→ Record set:
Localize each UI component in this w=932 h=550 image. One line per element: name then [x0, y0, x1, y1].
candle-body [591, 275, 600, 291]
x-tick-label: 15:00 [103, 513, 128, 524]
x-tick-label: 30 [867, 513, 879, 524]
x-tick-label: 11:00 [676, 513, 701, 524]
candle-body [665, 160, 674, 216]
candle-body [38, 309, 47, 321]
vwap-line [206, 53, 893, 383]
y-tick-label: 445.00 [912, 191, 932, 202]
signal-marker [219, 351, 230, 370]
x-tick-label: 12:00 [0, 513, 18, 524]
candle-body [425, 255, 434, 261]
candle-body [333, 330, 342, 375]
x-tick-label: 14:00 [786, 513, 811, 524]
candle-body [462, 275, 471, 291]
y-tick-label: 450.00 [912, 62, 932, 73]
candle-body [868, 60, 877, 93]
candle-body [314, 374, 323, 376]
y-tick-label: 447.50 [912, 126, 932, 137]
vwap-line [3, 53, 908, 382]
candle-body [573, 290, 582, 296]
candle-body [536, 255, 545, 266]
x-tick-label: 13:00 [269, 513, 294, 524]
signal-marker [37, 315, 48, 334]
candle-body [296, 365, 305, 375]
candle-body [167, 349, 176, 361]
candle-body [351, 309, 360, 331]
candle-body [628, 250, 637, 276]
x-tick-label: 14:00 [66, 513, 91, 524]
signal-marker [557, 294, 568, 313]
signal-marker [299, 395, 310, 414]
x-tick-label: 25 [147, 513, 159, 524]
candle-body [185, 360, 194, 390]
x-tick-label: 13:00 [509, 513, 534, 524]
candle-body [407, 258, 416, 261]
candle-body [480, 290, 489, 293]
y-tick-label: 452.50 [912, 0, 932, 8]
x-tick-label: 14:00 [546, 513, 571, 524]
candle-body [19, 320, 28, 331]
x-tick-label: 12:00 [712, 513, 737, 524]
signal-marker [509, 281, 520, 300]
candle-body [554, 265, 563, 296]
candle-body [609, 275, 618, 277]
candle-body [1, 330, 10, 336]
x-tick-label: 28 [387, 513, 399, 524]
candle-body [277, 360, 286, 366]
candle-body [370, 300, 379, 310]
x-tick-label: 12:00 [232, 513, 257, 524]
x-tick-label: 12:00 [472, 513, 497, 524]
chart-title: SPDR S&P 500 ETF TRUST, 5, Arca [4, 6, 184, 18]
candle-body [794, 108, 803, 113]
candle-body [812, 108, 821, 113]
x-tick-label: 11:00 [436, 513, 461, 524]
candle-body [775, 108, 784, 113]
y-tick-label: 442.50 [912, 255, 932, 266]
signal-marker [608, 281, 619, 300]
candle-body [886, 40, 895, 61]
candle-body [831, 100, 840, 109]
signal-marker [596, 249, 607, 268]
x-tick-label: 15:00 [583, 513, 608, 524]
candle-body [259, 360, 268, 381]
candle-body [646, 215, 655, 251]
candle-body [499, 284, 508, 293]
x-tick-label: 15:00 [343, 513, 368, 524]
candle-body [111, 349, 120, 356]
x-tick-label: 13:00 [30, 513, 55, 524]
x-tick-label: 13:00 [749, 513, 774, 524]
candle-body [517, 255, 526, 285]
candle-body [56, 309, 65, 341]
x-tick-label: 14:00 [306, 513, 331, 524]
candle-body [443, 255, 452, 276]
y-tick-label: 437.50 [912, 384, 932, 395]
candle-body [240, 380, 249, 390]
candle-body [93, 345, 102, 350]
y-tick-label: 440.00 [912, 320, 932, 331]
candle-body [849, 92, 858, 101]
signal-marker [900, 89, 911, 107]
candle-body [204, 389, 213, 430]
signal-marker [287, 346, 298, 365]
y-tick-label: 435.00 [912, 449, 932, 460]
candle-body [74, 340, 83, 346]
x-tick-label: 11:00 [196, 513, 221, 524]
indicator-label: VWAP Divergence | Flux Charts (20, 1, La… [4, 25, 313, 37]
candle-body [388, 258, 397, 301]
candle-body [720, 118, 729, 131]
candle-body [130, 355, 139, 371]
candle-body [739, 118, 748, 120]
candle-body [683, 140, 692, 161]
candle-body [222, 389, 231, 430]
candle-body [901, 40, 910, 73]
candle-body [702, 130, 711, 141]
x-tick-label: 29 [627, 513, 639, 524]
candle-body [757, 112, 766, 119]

→ Given exercise: Rewrite the entries above as a numbered list, leaving out any blank lines.

→ Solution to this exercise:
1. Localize each UI component in this w=932 h=550 image. One line per element: name then [x0, y0, x1, y1].
2. candle-body [591, 275, 600, 291]
3. x-tick-label: 15:00 [103, 513, 128, 524]
4. x-tick-label: 30 [867, 513, 879, 524]
5. x-tick-label: 11:00 [676, 513, 701, 524]
6. candle-body [665, 160, 674, 216]
7. candle-body [38, 309, 47, 321]
8. vwap-line [206, 53, 893, 383]
9. y-tick-label: 445.00 [912, 191, 932, 202]
10. signal-marker [219, 351, 230, 370]
11. x-tick-label: 12:00 [0, 513, 18, 524]
12. candle-body [425, 255, 434, 261]
13. candle-body [333, 330, 342, 375]
14. x-tick-label: 14:00 [786, 513, 811, 524]
15. candle-body [462, 275, 471, 291]
16. y-tick-label: 450.00 [912, 62, 932, 73]
17. candle-body [868, 60, 877, 93]
18. candle-body [314, 374, 323, 376]
19. y-tick-label: 447.50 [912, 126, 932, 137]
20. vwap-line [3, 53, 908, 382]
21. candle-body [573, 290, 582, 296]
22. candle-body [536, 255, 545, 266]
23. x-tick-label: 13:00 [269, 513, 294, 524]
24. signal-marker [37, 315, 48, 334]
25. candle-body [296, 365, 305, 375]
26. candle-body [167, 349, 176, 361]
27. candle-body [351, 309, 360, 331]
28. candle-body [628, 250, 637, 276]
29. x-tick-label: 14:00 [66, 513, 91, 524]
30. signal-marker [557, 294, 568, 313]
31. signal-marker [299, 395, 310, 414]
32. x-tick-label: 25 [147, 513, 159, 524]
33. candle-body [185, 360, 194, 390]
34. x-tick-label: 13:00 [509, 513, 534, 524]
35. candle-body [407, 258, 416, 261]
36. candle-body [480, 290, 489, 293]
37. y-tick-label: 452.50 [912, 0, 932, 8]
38. x-tick-label: 14:00 [546, 513, 571, 524]
39. candle-body [19, 320, 28, 331]
40. x-tick-label: 12:00 [712, 513, 737, 524]
41. signal-marker [509, 281, 520, 300]
42. candle-body [554, 265, 563, 296]
43. candle-body [609, 275, 618, 277]
44. candle-body [1, 330, 10, 336]
45. x-tick-label: 28 [387, 513, 399, 524]
46. candle-body [277, 360, 286, 366]
47. candle-body [370, 300, 379, 310]
48. x-tick-label: 12:00 [232, 513, 257, 524]
49. x-tick-label: 12:00 [472, 513, 497, 524]
50. chart-title: SPDR S&P 500 ETF TRUST, 5, Arca [4, 6, 184, 18]
51. candle-body [794, 108, 803, 113]
52. candle-body [812, 108, 821, 113]
53. x-tick-label: 11:00 [436, 513, 461, 524]
54. candle-body [775, 108, 784, 113]
55. y-tick-label: 442.50 [912, 255, 932, 266]
56. signal-marker [608, 281, 619, 300]
57. candle-body [886, 40, 895, 61]
58. candle-body [831, 100, 840, 109]
59. signal-marker [596, 249, 607, 268]
60. x-tick-label: 15:00 [583, 513, 608, 524]
61. candle-body [259, 360, 268, 381]
62. candle-body [646, 215, 655, 251]
63. candle-body [499, 284, 508, 293]
64. x-tick-label: 15:00 [343, 513, 368, 524]
65. candle-body [111, 349, 120, 356]
66. x-tick-label: 13:00 [30, 513, 55, 524]
67. x-tick-label: 13:00 [749, 513, 774, 524]
68. candle-body [517, 255, 526, 285]
69. candle-body [56, 309, 65, 341]
70. x-tick-label: 14:00 [306, 513, 331, 524]
71. candle-body [443, 255, 452, 276]
72. y-tick-label: 437.50 [912, 384, 932, 395]
73. candle-body [240, 380, 249, 390]
74. candle-body [93, 345, 102, 350]
75. y-tick-label: 440.00 [912, 320, 932, 331]
76. candle-body [849, 92, 858, 101]
77. signal-marker [900, 89, 911, 107]
78. candle-body [204, 389, 213, 430]
79. signal-marker [287, 346, 298, 365]
80. y-tick-label: 435.00 [912, 449, 932, 460]
81. candle-body [74, 340, 83, 346]
82. x-tick-label: 11:00 [196, 513, 221, 524]
83. indicator-label: VWAP Divergence | Flux Charts (20, 1, La… [4, 25, 313, 37]
84. candle-body [388, 258, 397, 301]
85. candle-body [720, 118, 729, 131]
86. candle-body [130, 355, 139, 371]
87. candle-body [739, 118, 748, 120]
88. candle-body [683, 140, 692, 161]
89. candle-body [222, 389, 231, 430]
90. candle-body [901, 40, 910, 73]
91. candle-body [702, 130, 711, 141]
92. x-tick-label: 29 [627, 513, 639, 524]
93. candle-body [757, 112, 766, 119]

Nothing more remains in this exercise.